• The records:
● ● ● ● ● ● ●
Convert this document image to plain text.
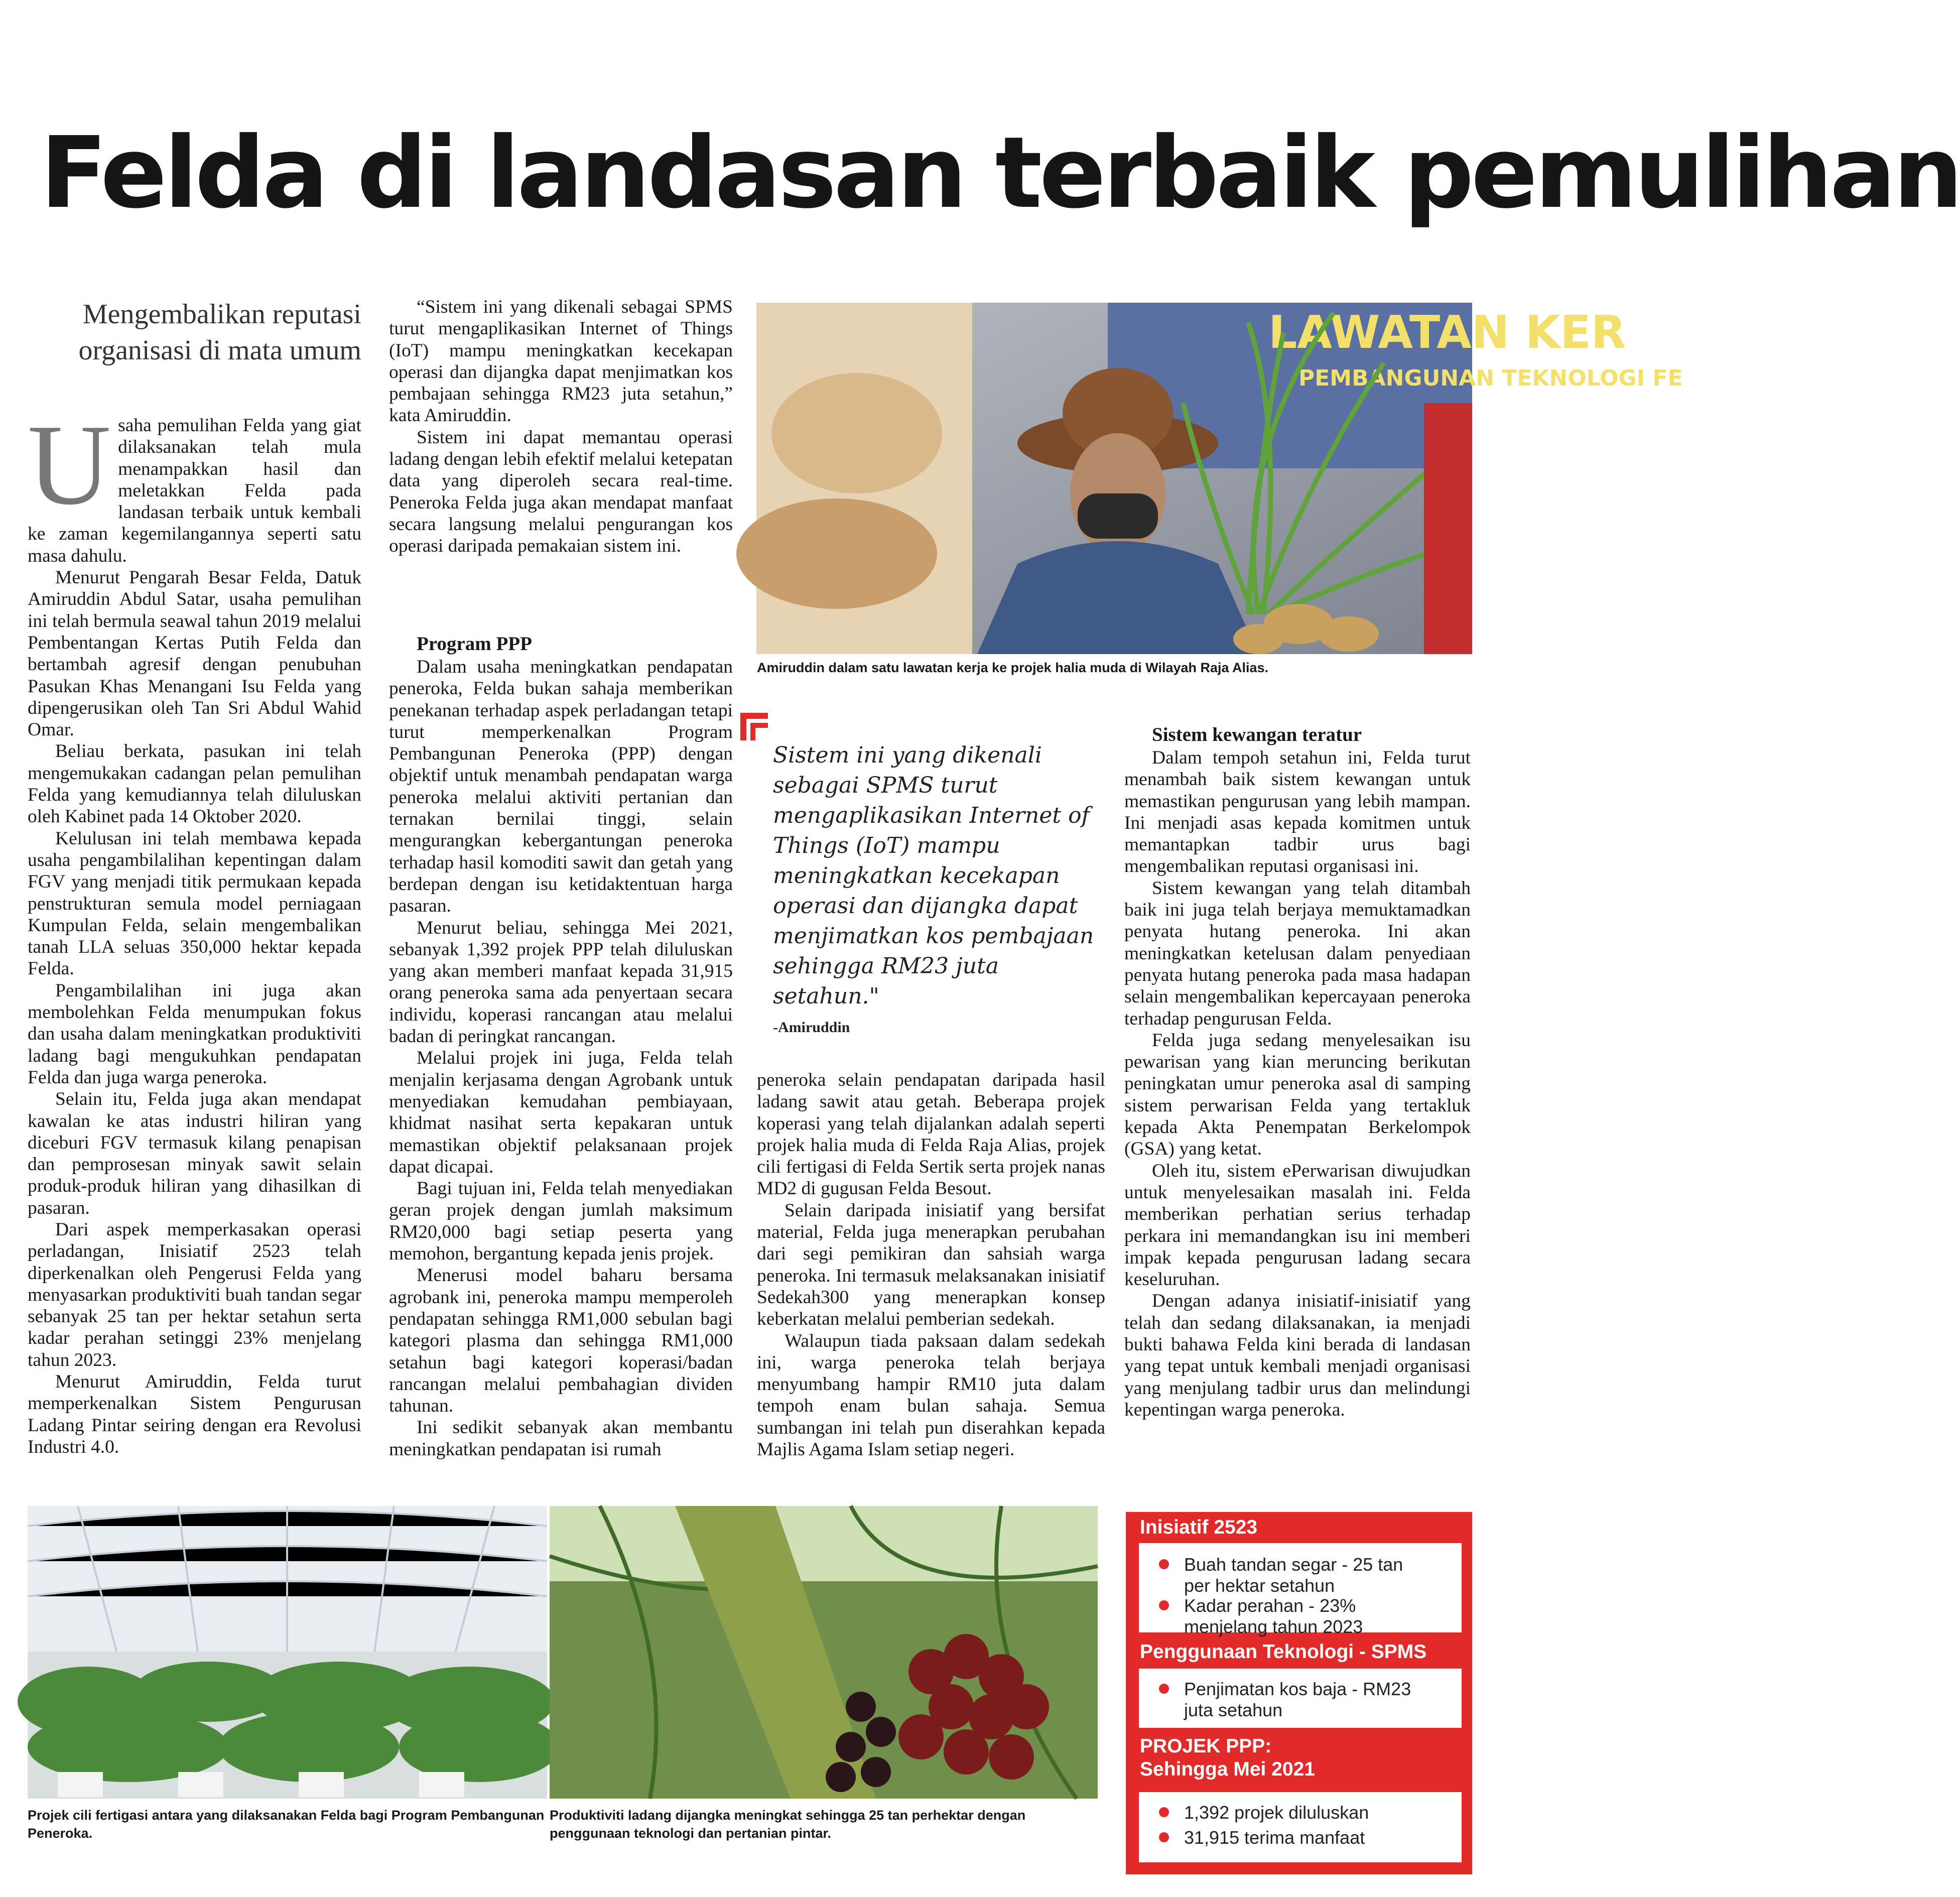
Felda di landasan terbaik pemulihan
Mengembalikan reputasi organisasi di mata umum

Usaha pemulihan Felda yang giat dilaksanakan telah mula menampakkan hasil dan meletakkan Felda pada landasan terbaik untuk kembali ke zaman kegemilangannya seperti satu masa dahulu.

Menurut Pengarah Besar Felda, Datuk Amiruddin Abdul Satar, usaha pemulihan ini telah bermula seawal tahun 2019 melalui Pembentangan Kertas Putih Felda dan bertambah agresif dengan penubuhan Pasukan Khas Menangani Isu Felda yang dipengerusikan oleh Tan Sri Abdul Wahid Omar.

Beliau berkata, pasukan ini telah mengemukakan cadangan pelan pemulihan Felda yang kemudiannya telah diluluskan oleh Kabinet pada 14 Oktober 2020.

Kelulusan ini telah membawa kepada usaha pengambilalihan kepentingan dalam FGV yang menjadi titik permukaan kepada penstrukturan semula model perniagaan Kumpulan Felda, selain mengembalikan tanah LLA seluas 350,000 hektar kepada Felda.

Pengambilalihan ini juga akan membolehkan Felda menumpukan fokus dan usaha dalam meningkatkan produktiviti ladang bagi mengukuhkan pendapatan Felda dan juga warga peneroka.

Selain itu, Felda juga akan mendapat kawalan ke atas industri hiliran yang diceburi FGV termasuk kilang penapisan dan pemprosesan minyak sawit selain produk-produk hiliran yang dihasilkan di pasaran.

Dari aspek memperkasakan operasi perladangan, Inisiatif 2523 telah diperkenalkan oleh Pengerusi Felda yang menyasarkan produktiviti buah tandan segar sebanyak 25 tan per hektar setahun serta kadar perahan setinggi 23% menjelang tahun 2023.

Menurut Amiruddin, Felda turut memperkenalkan Sistem Pengurusan Ladang Pintar seiring dengan era Revolusi Industri 4.0.

“Sistem ini yang dikenali sebagai SPMS turut mengaplikasikan Internet of Things (IoT) mampu meningkatkan kecekapan operasi dan dijangka dapat menjimatkan kos pembajaan sehingga RM23 juta setahun,” kata Amiruddin.

Sistem ini dapat memantau operasi ladang dengan lebih efektif melalui ketepatan data yang diperoleh secara real-time. Peneroka Felda juga akan mendapat manfaat secara langsung melalui pengurangan kos operasi daripada pemakaian sistem ini.

Program PPP

Dalam usaha meningkatkan pendapatan peneroka, Felda bukan sahaja memberikan penekanan terhadap aspek perladangan tetapi turut memperkenalkan Program Pembangunan Peneroka (PPP) dengan objektif untuk menambah pendapatan warga peneroka melalui aktiviti pertanian dan ternakan bernilai tinggi, selain mengurangkan kebergantungan peneroka terhadap hasil komoditi sawit dan getah yang berdepan dengan isu ketidaktentuan harga pasaran.

Menurut beliau, sehingga Mei 2021, sebanyak 1,392 projek PPP telah diluluskan yang akan memberi manfaat kepada 31,915 orang peneroka sama ada penyertaan secara individu, koperasi rancangan atau melalui badan di peringkat rancangan.

Melalui projek ini juga, Felda telah menjalin kerjasama dengan Agrobank untuk menyediakan kemudahan pembiayaan, khidmat nasihat serta kepakaran untuk memastikan objektif pelaksanaan projek dapat dicapai.

Bagi tujuan ini, Felda telah menyediakan geran projek dengan jumlah maksimum RM20,000 bagi setiap peserta yang memohon, bergantung kepada jenis projek.

Menerusi model baharu bersama agrobank ini, peneroka mampu memperoleh pendapatan sehingga RM1,000 sebulan bagi kategori plasma dan sehingga RM1,000 setahun bagi kategori koperasi/badan rancangan melalui pembahagian dividen tahunan.

Ini sedikit sebanyak akan membantu meningkatkan pendapatan isi rumah

peneroka selain pendapatan daripada hasil ladang sawit atau getah. Beberapa projek koperasi yang telah dijalankan adalah seperti projek halia muda di Felda Raja Alias, projek cili fertigasi di Felda Sertik serta projek nanas MD2 di gugusan Felda Besout.

Selain daripada inisiatif yang bersifat material, Felda juga menerapkan perubahan dari segi pemikiran dan sahsiah warga peneroka. Ini termasuk melaksanakan inisiatif Sedekah300 yang menerapkan konsep keberkatan melalui pemberian sedekah.

Walaupun tiada paksaan dalam sedekah ini, warga peneroka telah berjaya menyumbang hampir RM10 juta dalam tempoh enam bulan sahaja. Semua sumbangan ini telah pun diserahkan kepada Majlis Agama Islam setiap negeri.

Sistem kewangan teratur

Dalam tempoh setahun ini, Felda turut menambah baik sistem kewangan untuk memastikan pengurusan yang lebih mampan. Ini menjadi asas kepada komitmen untuk memantapkan tadbir urus bagi mengembalikan reputasi organisasi ini.

Sistem kewangan yang telah ditambah baik ini juga telah berjaya memuktamadkan penyata hutang peneroka. Ini akan meningkatkan ketelusan dalam penyediaan penyata hutang peneroka pada masa hadapan selain mengembalikan kepercayaan peneroka terhadap pengurusan Felda.

Felda juga sedang menyelesaikan isu pewarisan yang kian meruncing berikutan peningkatan umur peneroka asal di samping sistem perwarisan Felda yang tertakluk kepada Akta Penempatan Berkelompok (GSA) yang ketat.

Oleh itu, sistem ePerwarisan diwujudkan untuk menyelesaikan masalah ini. Felda memberikan perhatian serius terhadap perkara ini memandangkan isu ini memberi impak kepada pengurusan ladang secara keseluruhan.

Dengan adanya inisiatif-inisiatif yang telah dan sedang dilaksanakan, ia menjadi bukti bahawa Felda kini berada di landasan yang tepat untuk kembali menjadi organisasi yang menjulang tadbir urus dan melindungi kepentingan warga peneroka.

LAWATAN KER
PEMBANGUNAN TEKNOLOGI FE
Amiruddin dalam satu lawatan kerja ke projek halia muda di Wilayah Raja Alias.
Sistem ini yang dikenali sebagai SPMS turut mengaplikasikan Internet of Things (IoT) mampu meningkatkan kecekapan operasi dan dijangka dapat menjimatkan kos pembajaan sehingga RM23 juta setahun."
-Amiruddin
Projek cili fertigasi antara yang dilaksanakan Felda bagi Program Pembangunan Peneroka.
Produktiviti ladang dijangka meningkat sehingga 25 tan perhektar dengan penggunaan teknologi dan pertanian pintar.
Inisiatif 2523
Buah tandan segar - 25 tan per hektar setahun
Kadar perahan - 23% menjelang tahun 2023
Penggunaan Teknologi - SPMS
Penjimatan kos baja - RM23 juta setahun
PROJEK PPP:
Sehingga Mei 2021
1,392 projek diluluskan
31,915 terima manfaat
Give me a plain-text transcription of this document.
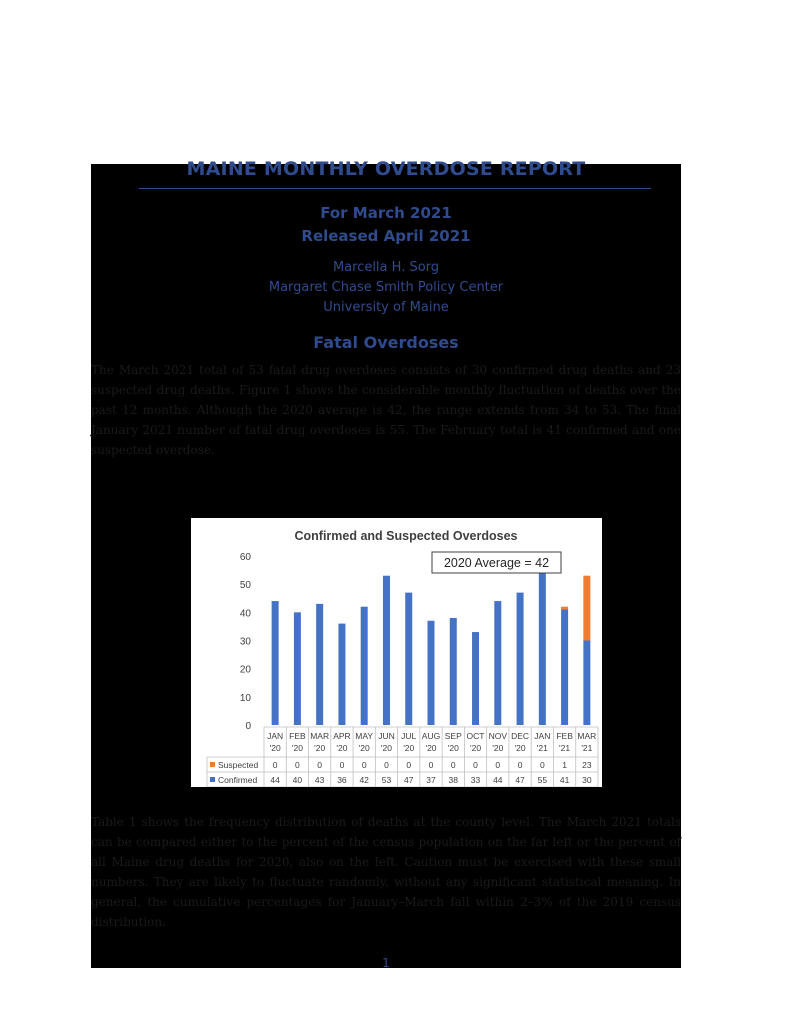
MAINE MONTHLY OVERDOSE REPORT
For March 2021
Released April 2021
Marcella H. Sorg
Margaret Chase Smith Policy Center
University of Maine
Fatal Overdoses

The March 2021 total of 53 fatal drug overdoses consists of 30 confirmed drug deaths and 23 suspected drug deaths. Figure 1 shows the considerable monthly fluctuation of deaths over the past 12 months. Although the 2020 average is 42, the range extends from 34 to 53. The final January 2021 number of fatal drug overdoses is 55. The February total is 41 confirmed and one suspected overdose.

Confirmed and Suspected Overdoses
0
10
20
30
40
50
60	2020 Average = 42
JAN
'20
FEB
'20
MAR
'20
APR
'20
MAY
'20
JUN
'20
JUL
'20
AUG
'20
SEP
'20
OCT
'20
NOV
'20
DEC
'20
JAN
'21
FEB
'21
MAR
'21
Suspected 0 0 0 0 0 0 0 0 0 0 0 0 0 1 23
Confirmed 44 40 43 36 42 53 47 37 38 33 44 47 55 41 30

Table 1 shows the frequency distribution of deaths at the county level. The March 2021 totals can be compared either to the percent of the census population on the far left or the percent of all Maine drug deaths for 2020, also on the left. Caution must be exercised with these small numbers. They are likely to fluctuate randomly, without any significant statistical meaning. In general, the cumulative percentages for January–March fall within 2–3% of the 2019 census distribution.

1
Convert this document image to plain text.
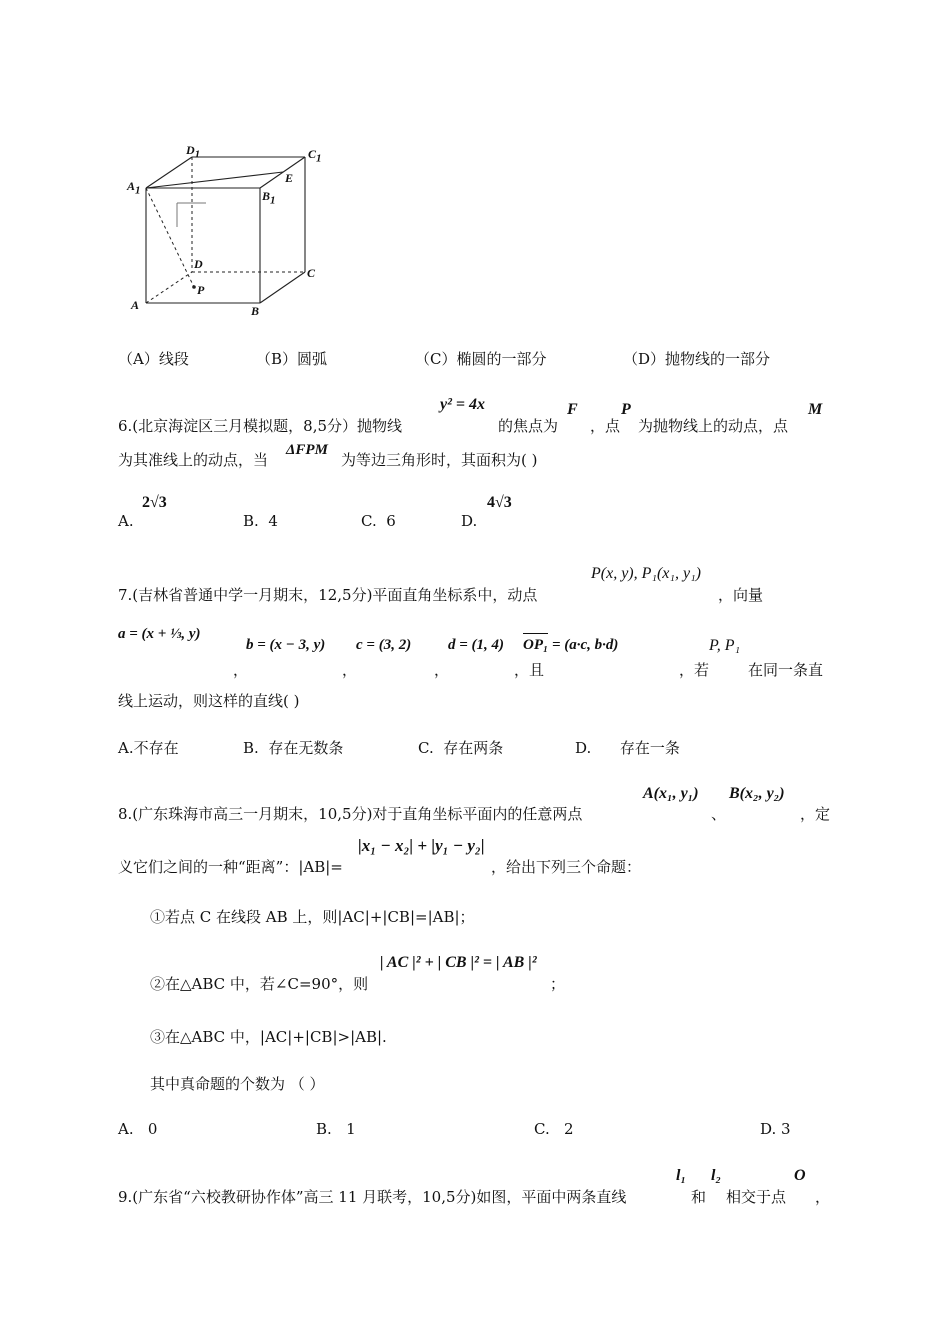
$D_1$	$C_1$
$A_1$
E
$B_1$
D
C
P
A	B
（A）线段	（B）圆弧	（C）椭圆的一部分	（D）抛物线的一部分
6.(北京海淀区三月模拟题，8,5分）抛物线
y² = 4x
的焦点为
F
，点
P
为抛物线上的动点，点
M
为其准线上的动点，当
ΔFPM
为等边三角形时，其面积为( )
A.
2√3
B. 4	C. 6	D.
4√3
P(x, y), P₁(x₁, y₁)
7.(吉林省普通中学一月期末，12,5分)平面直角坐标系中，动点	，向量
a = (x + ⅓, y)
，
b = (x − 3, y)
，
c = (3, 2)
，
d = (1, 4) OP₁ = (a·c, b·d)
，且
P, P₁
，若	在同一条直
线上运动，则这样的直线( )
A.不存在	B. 存在无数条	C. 存在两条	D. 存在一条
8.(广东珠海市高三一月期末，10,5分)对于直角坐标平面内的任意两点
A(x₁, y₁)
、
B(x₂, y₂)
，定
义它们之间的一种“距离”：|AB|=
|x₁ − x₂| + |y₁ − y₂|
，给出下列三个命题：
①若点 C 在线段 AB 上，则|AC|+|CB|=|AB|；
②在△ABC 中，若∠C=90°，则
| AC |² + | CB |² = | AB |²
；
③在△ABC 中，|AC|+|CB|>|AB|.
其中真命题的个数为 （ ）
A. 0	B. 1	C. 2	D. 3
9.(广东省“六校教研协作体”高三 11 月联考，10,5分)如图，平面中两条直线
l₁
和
l₂
相交于点
O
，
● ● ● ● ● ● ●
• Required task:
Search the listing for the string "shows". Copy each line where it turns up.

• Output for this exercise:
The March 2021 total of 53 fatal drug overdoses consists of 30 confirmed drug deaths and 23 suspected drug deaths. Figure 1 shows the considerable monthly fluctuation of deaths over the past 12 months. Although the 2020 average is 42, the range extends from 34 to 53. The final January 2021 number of fatal drug overdoses is 55. The February total is 41 confirmed and one suspected overdose.
Table 1 shows the frequency distribution of deaths at the county level. The March 2021 totals can be compared either to the percent of the census population on the far left or the percent of all Maine drug deaths for 2020, also on the left. Caution must be exercised with these small numbers. They are likely to fluctuate randomly, without any significant statistical meaning. In general, the cumulative percentages for January–March fall within 2–3% of the 2019 census distribution.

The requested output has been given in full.